-- Text for analysis --
▬▬▬

Strati Iliev

Personal information
- Full name: Strati Iliev
- Date of birth: 15 October 1973 (age 51)
- Place of birth: Burgas, Bulgaria
- Height: 1.82 m (6 ft 0 in)
- Position(s): Midfielder

Senior career*
- Years: Team / Apps / (Gls)
- 1994–1999: Nesebar / ? / (?)
- 1999: Tampere / 9 / (7)
- 2000: Jokerit / 4 / (0)
- 2000–2001: Jazz / 45 / (5)
- 2002–2007: Nesebar / 84 / (11)
- 2007–2008: Loko Stara Zagora / 16 / (3)
- 2008–2010: Loko Mezdra / 40 / (3)
- 2010: Ravda / 5 / (1)
- 2011: Botev Kozloduy
- 2012: Għargħur F.C.

= Strati Iliev =

Bulgarian footballer

Strati Iliev (Страти Илиев; born 15 October 1973) is a Bulgarian footballer currently playing for Botev Kozloduy as a midfielder. Strati is a defensive midfielder.

He had previously played for PFC Nesebar, PFC Lokomotiv Stara Zagora and Finnish clubs Tampere United, FC Jokerit and FC Jazz.

▬▬▬

[Document structure recognition records]
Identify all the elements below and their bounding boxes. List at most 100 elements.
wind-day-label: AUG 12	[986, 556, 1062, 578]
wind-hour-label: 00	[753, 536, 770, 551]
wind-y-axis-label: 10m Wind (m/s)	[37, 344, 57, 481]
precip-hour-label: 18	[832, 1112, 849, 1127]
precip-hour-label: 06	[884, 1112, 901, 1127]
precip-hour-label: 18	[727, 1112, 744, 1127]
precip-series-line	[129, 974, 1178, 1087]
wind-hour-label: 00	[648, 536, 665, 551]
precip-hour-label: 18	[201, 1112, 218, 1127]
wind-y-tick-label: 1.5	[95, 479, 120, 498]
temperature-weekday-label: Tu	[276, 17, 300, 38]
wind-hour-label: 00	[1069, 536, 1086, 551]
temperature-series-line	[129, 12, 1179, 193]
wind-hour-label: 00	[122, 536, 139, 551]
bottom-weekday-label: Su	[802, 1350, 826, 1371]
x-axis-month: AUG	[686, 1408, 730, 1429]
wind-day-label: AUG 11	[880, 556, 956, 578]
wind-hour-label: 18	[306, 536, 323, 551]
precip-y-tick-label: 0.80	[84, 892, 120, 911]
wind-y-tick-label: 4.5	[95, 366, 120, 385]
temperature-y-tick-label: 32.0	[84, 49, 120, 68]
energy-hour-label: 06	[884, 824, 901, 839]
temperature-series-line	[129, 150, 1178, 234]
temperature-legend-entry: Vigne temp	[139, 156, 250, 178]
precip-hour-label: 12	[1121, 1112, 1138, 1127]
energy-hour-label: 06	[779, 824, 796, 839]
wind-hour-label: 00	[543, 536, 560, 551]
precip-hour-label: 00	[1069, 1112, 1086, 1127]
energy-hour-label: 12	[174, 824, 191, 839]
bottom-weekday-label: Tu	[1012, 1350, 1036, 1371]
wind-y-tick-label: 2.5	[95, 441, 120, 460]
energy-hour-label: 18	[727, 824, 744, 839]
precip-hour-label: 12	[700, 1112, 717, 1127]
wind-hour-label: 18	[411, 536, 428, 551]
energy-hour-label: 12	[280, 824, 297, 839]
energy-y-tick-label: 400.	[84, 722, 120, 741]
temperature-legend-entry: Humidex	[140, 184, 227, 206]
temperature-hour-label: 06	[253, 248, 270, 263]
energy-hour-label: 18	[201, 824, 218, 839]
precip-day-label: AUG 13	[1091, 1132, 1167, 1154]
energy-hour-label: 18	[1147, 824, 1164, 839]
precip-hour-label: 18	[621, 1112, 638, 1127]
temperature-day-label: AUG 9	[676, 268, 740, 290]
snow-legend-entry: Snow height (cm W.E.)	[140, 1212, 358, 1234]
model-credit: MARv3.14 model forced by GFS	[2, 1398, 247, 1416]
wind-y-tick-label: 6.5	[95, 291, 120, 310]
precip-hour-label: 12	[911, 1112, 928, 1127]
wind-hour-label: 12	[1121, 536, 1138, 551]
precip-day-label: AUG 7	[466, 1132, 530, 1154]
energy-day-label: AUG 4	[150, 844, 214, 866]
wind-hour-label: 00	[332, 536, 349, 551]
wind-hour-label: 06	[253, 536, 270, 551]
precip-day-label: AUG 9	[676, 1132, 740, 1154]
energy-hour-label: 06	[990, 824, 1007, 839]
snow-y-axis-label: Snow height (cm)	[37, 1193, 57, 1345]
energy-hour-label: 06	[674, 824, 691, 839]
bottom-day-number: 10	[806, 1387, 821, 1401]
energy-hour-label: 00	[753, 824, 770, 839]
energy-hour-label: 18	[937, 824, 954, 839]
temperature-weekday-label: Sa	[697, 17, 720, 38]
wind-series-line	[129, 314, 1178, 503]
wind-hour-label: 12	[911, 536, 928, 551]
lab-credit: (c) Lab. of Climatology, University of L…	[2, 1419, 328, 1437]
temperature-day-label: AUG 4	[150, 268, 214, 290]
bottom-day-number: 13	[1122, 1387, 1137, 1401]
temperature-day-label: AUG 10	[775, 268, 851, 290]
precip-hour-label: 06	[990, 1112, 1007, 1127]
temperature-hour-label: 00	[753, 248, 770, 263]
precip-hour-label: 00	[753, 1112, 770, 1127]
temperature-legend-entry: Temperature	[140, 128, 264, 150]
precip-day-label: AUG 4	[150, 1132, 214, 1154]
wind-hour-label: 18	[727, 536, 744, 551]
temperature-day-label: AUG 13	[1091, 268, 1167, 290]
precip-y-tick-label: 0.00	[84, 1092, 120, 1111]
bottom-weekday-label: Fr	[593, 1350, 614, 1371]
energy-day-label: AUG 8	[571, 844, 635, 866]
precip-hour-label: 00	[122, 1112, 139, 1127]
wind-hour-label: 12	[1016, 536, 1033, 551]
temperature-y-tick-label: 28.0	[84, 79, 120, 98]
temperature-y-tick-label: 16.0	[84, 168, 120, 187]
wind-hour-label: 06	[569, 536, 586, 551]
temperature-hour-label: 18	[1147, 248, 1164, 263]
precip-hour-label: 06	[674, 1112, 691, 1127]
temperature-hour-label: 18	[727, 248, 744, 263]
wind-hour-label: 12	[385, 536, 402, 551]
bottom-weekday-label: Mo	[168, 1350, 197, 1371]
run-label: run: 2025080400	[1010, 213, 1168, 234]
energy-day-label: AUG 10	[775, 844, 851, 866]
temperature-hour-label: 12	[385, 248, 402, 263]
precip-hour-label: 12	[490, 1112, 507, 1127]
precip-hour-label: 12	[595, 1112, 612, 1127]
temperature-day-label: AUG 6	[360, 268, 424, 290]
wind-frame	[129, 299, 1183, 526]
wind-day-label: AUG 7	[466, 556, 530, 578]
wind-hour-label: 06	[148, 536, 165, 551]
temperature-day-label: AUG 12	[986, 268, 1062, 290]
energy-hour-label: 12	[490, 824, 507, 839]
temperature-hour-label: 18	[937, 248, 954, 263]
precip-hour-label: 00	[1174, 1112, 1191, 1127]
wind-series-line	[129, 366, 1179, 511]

▬▬▬

-- Using the information --
**1)** Rewrite the paragraph of the Strati Iliev text beginning "He had previously played" as a list of his earlier clubs.
**2)** Reproduce the part of the Strati Iliev text that begins at the words "- 1999: Tampere" and ends after the words "2012: Għargħur F.C.".

-- List of solutions --
**1)**
Earlier clubs:
- PFC Nesebar
- PFC Lokomotiv Stara Zagora
- Tampere United (Finland)
- FC Jokerit (Finland)
- FC Jazz (Finland)

**2)**
- 1999: Tampere / 9 / (7)
- 2000: Jokerit / 4 / (0)
- 2000–2001: Jazz / 45 / (5)
- 2002–2007: Nesebar / 84 / (11)
- 2007–2008: Loko Stara Zagora / 16 / (3)
- 2008–2010: Loko Mezdra / 40 / (3)
- 2010: Ravda / 5 / (1)
- 2011: Botev Kozloduy
- 2012: Għargħur F.C.